TASK OBJECTIVE
Pull out every line below containing the word "name".

═════ DATA ENTRIES

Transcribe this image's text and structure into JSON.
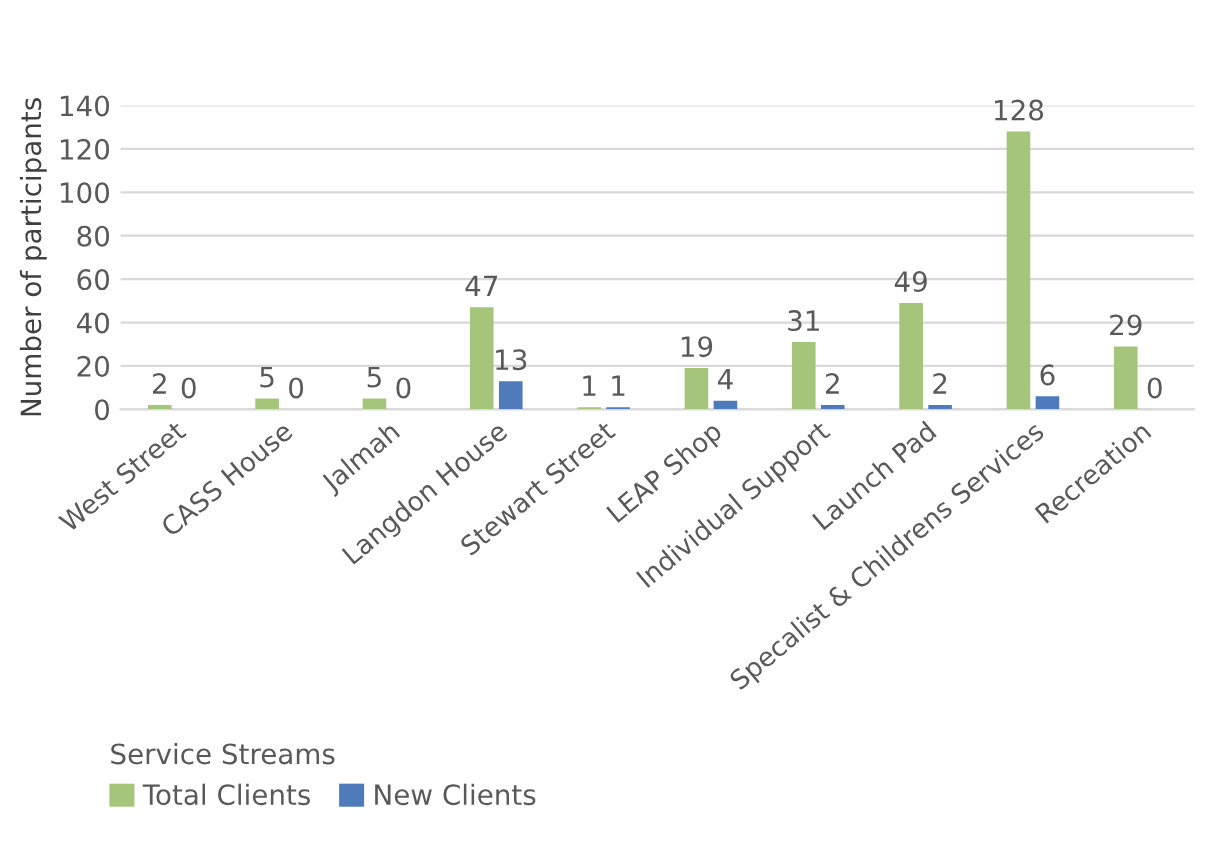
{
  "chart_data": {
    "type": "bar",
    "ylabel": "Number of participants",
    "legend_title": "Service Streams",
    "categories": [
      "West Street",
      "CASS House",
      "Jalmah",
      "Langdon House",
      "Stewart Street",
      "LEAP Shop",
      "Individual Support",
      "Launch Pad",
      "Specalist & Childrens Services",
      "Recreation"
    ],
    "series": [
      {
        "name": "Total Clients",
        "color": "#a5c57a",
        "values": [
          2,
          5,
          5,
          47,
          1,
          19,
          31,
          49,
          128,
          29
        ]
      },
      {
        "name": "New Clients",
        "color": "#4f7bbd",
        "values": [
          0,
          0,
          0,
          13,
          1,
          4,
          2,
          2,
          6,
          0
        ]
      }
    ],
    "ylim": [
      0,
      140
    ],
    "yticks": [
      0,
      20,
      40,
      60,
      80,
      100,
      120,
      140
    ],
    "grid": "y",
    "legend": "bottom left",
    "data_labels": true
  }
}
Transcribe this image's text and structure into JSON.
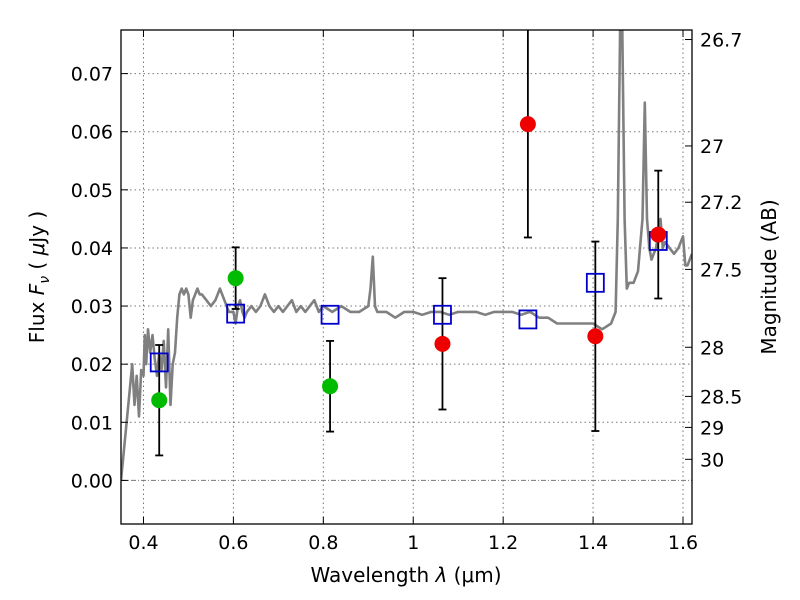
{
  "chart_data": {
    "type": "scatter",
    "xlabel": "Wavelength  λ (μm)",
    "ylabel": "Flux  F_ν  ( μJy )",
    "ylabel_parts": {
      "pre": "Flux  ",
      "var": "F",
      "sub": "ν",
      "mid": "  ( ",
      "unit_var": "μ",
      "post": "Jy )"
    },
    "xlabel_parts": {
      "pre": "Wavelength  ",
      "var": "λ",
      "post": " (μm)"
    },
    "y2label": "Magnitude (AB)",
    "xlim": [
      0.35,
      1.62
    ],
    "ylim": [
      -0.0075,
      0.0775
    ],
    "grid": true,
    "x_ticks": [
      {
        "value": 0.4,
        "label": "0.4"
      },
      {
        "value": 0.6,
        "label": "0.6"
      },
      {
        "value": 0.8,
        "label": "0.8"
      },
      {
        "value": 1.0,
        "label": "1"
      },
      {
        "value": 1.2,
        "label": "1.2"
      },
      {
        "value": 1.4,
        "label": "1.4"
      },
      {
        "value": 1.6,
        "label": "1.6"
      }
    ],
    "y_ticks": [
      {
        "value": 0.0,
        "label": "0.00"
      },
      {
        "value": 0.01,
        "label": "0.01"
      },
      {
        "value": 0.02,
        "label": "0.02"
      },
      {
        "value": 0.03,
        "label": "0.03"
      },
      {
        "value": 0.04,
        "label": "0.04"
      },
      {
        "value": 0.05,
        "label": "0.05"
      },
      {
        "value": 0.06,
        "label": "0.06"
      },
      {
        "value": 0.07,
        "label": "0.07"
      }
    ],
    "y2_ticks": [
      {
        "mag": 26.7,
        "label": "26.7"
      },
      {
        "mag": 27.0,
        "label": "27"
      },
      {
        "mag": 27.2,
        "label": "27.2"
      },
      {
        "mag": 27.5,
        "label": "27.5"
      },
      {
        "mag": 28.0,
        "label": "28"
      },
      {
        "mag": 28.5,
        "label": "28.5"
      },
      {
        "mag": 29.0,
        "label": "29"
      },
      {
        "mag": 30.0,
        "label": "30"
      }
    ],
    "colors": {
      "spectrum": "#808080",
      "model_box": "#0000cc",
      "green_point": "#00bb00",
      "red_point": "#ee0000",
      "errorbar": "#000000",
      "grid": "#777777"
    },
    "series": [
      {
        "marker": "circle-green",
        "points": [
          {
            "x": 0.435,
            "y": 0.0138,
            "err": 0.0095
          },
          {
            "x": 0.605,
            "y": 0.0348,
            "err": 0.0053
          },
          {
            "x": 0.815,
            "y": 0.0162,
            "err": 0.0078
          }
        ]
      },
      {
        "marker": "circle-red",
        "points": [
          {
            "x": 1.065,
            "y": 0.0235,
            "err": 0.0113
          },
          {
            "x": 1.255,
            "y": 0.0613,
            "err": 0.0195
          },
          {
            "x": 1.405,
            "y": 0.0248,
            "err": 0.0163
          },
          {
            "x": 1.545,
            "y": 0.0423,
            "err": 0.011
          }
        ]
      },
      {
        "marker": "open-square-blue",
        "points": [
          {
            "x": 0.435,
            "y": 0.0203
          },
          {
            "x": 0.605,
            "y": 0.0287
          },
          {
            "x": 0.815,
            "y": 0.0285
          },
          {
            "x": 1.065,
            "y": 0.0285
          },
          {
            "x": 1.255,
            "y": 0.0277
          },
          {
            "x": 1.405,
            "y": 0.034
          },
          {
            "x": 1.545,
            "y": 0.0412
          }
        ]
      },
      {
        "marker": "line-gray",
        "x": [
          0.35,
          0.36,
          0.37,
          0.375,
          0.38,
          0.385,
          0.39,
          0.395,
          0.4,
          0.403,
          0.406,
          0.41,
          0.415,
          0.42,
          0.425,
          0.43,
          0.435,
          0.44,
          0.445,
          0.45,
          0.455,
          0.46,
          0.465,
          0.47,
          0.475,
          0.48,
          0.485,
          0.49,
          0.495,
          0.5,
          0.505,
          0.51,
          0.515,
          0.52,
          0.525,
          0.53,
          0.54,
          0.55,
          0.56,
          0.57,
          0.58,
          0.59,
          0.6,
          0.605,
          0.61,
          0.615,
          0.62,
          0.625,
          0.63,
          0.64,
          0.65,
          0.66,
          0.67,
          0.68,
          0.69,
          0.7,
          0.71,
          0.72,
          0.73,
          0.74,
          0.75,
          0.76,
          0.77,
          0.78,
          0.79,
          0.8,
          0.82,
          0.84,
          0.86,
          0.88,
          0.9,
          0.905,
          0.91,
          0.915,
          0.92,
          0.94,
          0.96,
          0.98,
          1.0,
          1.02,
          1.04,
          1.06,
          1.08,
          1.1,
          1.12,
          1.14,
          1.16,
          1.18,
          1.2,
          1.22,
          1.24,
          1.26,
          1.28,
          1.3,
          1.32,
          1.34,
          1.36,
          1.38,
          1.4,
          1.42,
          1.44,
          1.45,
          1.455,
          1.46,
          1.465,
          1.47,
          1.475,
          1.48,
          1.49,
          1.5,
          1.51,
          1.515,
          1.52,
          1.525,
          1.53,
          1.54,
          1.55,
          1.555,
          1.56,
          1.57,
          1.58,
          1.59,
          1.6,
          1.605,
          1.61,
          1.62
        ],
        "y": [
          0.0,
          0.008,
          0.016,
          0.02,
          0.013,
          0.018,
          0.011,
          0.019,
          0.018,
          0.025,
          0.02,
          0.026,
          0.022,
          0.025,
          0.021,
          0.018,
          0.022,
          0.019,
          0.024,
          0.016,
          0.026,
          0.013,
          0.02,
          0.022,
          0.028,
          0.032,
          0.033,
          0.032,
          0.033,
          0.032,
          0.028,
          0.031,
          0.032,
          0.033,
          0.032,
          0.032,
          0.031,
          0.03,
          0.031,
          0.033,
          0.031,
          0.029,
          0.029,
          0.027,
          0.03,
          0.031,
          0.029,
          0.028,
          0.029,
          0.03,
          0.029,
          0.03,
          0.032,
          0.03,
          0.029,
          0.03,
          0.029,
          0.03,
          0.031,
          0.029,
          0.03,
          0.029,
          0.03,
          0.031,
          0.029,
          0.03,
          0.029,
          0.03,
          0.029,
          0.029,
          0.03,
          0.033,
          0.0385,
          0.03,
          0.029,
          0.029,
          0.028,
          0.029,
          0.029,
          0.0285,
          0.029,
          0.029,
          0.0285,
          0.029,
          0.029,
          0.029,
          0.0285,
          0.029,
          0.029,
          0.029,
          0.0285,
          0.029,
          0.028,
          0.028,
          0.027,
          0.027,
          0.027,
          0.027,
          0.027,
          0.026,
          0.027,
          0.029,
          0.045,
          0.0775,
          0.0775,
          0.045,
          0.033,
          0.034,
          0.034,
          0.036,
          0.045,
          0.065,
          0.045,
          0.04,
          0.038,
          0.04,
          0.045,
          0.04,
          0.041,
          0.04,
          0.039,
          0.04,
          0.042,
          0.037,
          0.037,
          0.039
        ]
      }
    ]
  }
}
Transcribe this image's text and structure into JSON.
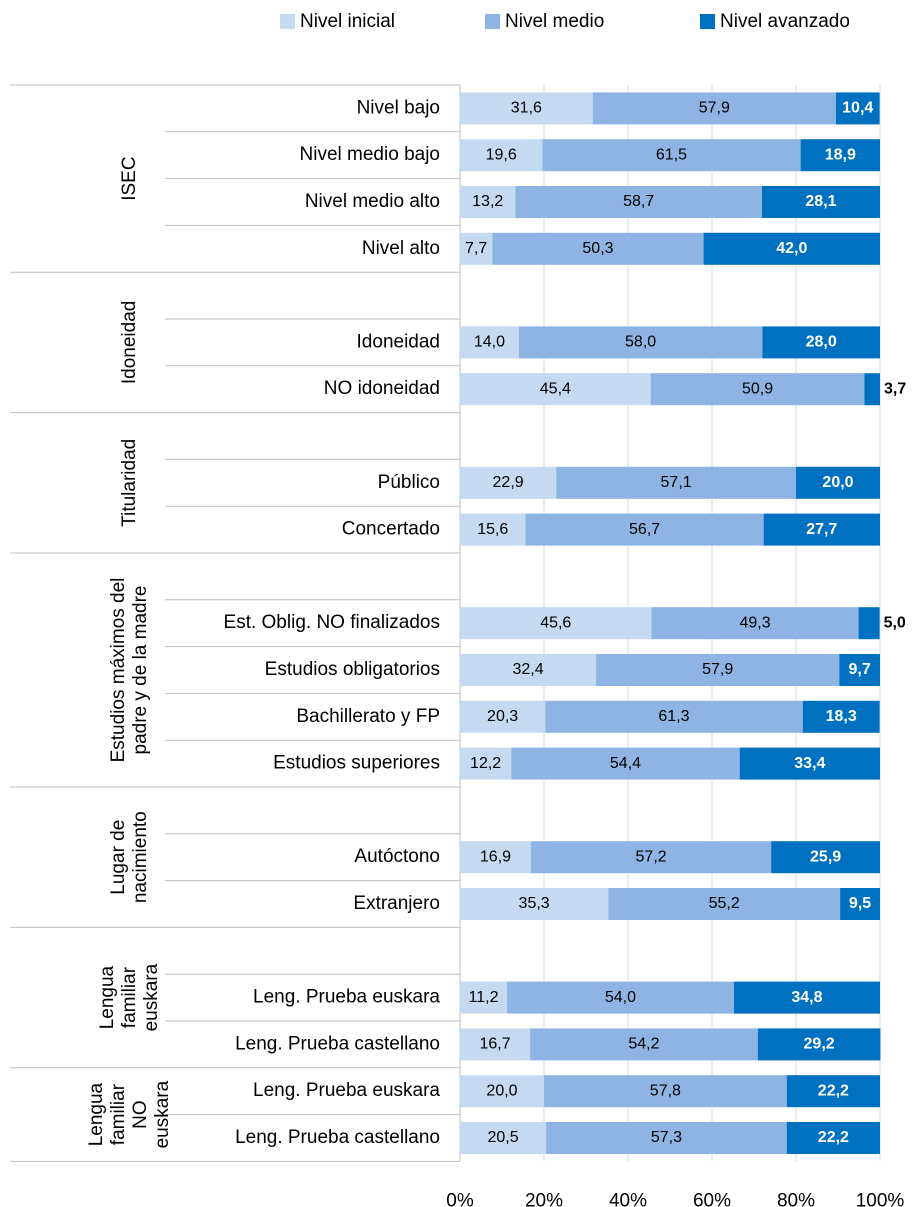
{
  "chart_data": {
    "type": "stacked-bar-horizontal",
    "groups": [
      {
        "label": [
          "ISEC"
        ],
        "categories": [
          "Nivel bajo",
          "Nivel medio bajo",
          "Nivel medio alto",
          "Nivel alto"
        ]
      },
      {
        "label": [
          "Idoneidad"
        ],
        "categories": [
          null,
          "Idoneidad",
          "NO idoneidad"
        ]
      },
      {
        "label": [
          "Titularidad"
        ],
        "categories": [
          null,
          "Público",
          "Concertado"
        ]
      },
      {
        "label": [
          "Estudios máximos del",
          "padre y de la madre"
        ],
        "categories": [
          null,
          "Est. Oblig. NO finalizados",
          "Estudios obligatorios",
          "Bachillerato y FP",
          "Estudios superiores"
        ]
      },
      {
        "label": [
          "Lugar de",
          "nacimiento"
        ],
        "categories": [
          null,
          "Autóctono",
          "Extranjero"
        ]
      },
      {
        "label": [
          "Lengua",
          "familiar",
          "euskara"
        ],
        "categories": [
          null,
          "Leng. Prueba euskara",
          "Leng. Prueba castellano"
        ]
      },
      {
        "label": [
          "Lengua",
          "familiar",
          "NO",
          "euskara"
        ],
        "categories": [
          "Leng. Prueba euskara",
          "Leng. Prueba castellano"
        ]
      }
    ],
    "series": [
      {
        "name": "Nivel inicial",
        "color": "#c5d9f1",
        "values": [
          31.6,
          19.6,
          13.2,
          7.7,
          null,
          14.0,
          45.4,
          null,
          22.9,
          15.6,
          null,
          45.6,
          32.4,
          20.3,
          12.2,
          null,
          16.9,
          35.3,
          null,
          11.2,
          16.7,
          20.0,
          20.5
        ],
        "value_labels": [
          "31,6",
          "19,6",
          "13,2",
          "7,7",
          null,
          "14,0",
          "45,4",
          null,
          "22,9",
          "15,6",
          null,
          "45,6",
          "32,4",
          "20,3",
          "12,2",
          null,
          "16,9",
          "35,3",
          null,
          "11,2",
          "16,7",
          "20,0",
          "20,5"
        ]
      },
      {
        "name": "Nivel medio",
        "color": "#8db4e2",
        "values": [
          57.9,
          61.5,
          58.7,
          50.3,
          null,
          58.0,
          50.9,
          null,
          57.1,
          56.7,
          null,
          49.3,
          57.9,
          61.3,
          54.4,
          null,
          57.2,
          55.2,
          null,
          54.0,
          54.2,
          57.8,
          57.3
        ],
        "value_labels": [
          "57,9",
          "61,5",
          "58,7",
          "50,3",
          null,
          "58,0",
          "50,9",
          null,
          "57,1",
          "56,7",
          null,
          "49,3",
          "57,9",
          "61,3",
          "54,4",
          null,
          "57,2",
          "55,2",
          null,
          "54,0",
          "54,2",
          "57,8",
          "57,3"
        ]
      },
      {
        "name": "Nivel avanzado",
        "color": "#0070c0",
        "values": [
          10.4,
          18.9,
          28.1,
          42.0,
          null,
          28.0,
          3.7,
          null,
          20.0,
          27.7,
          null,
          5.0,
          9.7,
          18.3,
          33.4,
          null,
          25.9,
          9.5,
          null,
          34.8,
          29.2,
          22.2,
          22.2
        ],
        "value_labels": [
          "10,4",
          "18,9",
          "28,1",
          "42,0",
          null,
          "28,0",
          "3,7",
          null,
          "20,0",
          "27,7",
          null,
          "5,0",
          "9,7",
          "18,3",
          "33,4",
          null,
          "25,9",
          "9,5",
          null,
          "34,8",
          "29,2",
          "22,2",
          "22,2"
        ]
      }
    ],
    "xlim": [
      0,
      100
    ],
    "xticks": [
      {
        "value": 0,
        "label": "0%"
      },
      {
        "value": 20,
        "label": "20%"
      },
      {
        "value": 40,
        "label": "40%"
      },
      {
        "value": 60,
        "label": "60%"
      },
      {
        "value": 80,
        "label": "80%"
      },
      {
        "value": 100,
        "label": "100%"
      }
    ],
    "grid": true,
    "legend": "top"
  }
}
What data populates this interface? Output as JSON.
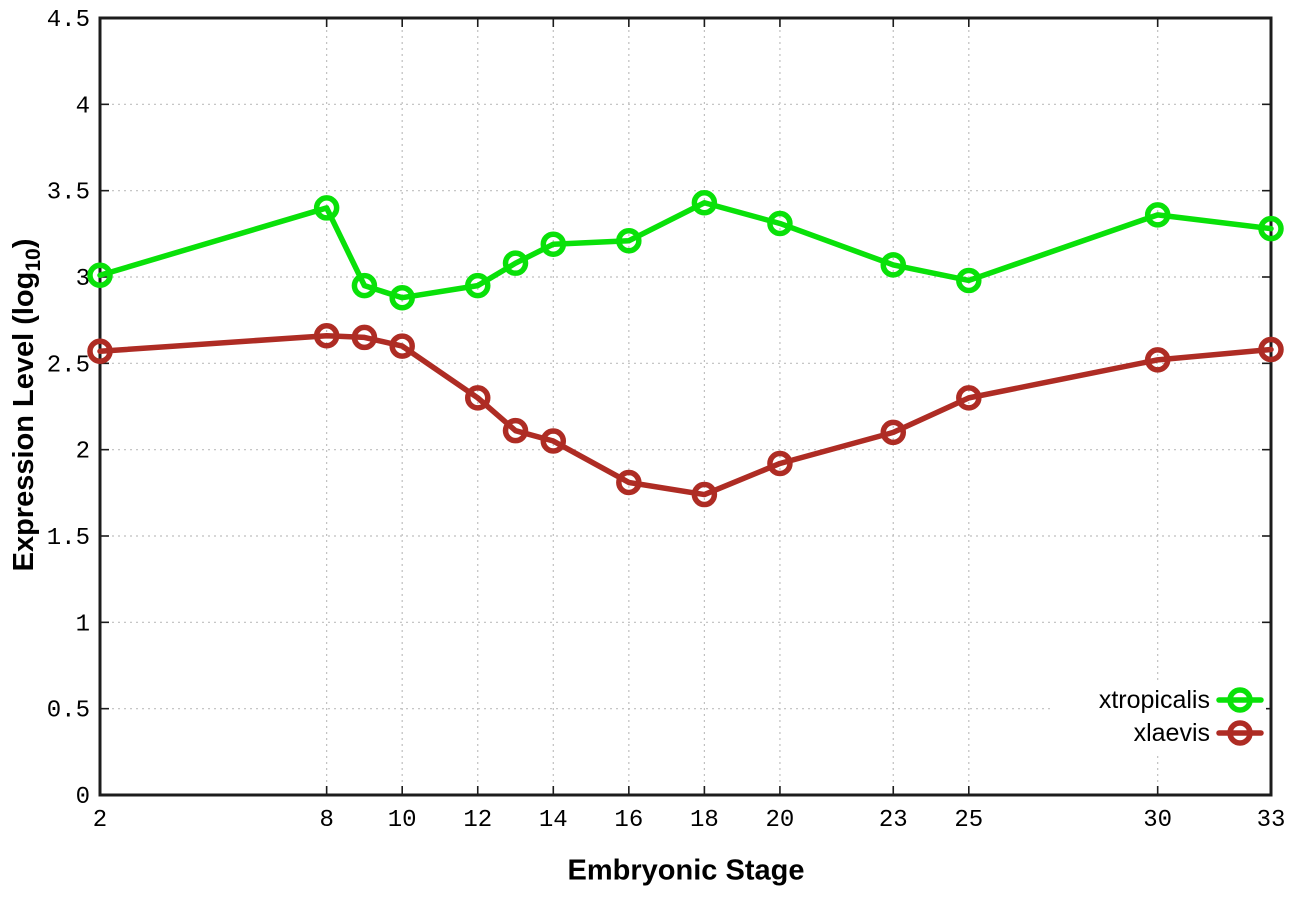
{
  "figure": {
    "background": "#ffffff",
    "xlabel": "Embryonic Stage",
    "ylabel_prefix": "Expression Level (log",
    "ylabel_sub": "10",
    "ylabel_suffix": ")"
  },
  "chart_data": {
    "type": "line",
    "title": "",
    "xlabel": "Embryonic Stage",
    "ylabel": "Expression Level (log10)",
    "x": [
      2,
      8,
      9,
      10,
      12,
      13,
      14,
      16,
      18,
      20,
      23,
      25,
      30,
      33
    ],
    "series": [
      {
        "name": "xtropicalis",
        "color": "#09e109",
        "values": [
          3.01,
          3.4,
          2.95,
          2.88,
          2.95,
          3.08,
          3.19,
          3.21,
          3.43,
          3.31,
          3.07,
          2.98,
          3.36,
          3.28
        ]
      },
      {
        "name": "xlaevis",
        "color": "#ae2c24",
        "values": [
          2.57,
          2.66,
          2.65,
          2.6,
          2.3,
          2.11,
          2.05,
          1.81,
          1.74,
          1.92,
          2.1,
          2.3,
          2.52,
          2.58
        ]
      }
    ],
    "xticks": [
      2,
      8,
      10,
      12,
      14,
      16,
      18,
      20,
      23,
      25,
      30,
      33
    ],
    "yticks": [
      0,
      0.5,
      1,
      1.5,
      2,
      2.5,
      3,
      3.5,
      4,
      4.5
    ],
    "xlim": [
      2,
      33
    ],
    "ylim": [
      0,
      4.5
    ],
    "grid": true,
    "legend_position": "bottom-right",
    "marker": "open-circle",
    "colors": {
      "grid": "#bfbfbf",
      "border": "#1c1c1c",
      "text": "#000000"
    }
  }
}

══════════

COMPLETE OUTPUT
        "name": "Total Clients",
        "name": "New Clients",
        "name": "Nivel inicial",
        "name": "Nivel medio",
        "name": "Nivel avanzado",
        "name": "xtropicalis",
        "name": "xlaevis",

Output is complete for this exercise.